Copy out every line in which the string "JSON" occurs.

———

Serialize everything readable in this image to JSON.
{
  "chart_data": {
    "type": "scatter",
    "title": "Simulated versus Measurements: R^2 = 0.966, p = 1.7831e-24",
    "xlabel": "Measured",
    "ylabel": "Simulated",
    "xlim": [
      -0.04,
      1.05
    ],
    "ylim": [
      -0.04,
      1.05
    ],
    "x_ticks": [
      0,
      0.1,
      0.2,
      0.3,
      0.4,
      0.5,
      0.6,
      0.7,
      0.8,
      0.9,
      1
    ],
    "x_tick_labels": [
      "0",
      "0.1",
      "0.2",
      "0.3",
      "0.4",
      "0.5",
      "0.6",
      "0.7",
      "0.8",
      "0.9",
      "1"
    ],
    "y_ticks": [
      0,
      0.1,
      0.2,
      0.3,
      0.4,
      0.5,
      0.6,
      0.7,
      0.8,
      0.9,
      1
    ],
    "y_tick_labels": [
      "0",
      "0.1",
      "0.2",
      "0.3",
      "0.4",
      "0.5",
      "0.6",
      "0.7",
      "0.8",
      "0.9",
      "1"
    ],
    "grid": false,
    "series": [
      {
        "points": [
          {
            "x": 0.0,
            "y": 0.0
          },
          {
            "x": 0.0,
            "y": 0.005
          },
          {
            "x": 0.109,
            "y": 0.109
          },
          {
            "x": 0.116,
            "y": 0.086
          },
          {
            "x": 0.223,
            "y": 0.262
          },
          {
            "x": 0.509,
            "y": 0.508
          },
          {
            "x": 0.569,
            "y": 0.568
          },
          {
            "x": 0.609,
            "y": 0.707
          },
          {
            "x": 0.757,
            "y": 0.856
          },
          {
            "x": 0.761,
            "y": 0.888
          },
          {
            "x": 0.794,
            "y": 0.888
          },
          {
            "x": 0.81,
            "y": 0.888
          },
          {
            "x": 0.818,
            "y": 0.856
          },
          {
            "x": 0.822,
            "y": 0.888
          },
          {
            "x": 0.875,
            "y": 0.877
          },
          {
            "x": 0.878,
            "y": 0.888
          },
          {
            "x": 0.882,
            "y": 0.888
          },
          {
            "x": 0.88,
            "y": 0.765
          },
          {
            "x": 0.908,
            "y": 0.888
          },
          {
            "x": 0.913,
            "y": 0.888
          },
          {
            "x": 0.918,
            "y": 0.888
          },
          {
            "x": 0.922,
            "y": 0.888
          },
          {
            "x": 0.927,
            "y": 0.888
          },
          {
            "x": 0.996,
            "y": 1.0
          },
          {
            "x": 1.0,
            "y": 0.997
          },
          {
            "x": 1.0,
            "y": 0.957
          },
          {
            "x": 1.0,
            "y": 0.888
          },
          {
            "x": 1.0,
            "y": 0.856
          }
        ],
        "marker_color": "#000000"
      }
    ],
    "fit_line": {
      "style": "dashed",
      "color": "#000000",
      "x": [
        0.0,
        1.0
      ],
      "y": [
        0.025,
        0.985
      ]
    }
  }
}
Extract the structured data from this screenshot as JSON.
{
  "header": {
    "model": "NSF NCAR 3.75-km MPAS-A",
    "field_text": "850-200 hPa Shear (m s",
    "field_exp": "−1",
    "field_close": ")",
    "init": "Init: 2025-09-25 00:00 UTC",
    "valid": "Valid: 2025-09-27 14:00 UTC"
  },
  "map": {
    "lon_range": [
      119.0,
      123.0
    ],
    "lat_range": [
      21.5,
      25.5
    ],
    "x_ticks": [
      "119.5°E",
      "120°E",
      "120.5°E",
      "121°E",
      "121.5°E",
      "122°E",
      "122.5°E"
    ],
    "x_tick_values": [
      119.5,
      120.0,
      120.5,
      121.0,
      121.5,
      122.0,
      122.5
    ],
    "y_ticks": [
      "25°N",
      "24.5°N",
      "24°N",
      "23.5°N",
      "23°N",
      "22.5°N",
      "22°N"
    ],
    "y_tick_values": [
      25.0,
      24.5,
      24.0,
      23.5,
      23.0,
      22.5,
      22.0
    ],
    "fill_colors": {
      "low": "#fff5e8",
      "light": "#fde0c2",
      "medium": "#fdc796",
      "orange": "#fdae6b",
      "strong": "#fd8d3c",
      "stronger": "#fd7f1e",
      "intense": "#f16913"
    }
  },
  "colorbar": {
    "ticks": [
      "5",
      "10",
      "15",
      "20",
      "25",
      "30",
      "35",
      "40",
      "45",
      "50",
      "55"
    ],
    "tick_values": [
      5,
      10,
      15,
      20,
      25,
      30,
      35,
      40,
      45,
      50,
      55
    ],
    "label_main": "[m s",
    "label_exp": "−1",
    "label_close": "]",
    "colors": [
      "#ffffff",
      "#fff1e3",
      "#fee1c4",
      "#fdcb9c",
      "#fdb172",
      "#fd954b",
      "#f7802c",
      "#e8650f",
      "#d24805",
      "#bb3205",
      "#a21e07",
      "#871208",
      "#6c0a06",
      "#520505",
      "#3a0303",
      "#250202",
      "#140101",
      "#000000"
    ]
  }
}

———

| EXERCISE RESPONSE |
Serialize everything readable in this image to JSON.
Extract the structured data from this screenshot as JSON.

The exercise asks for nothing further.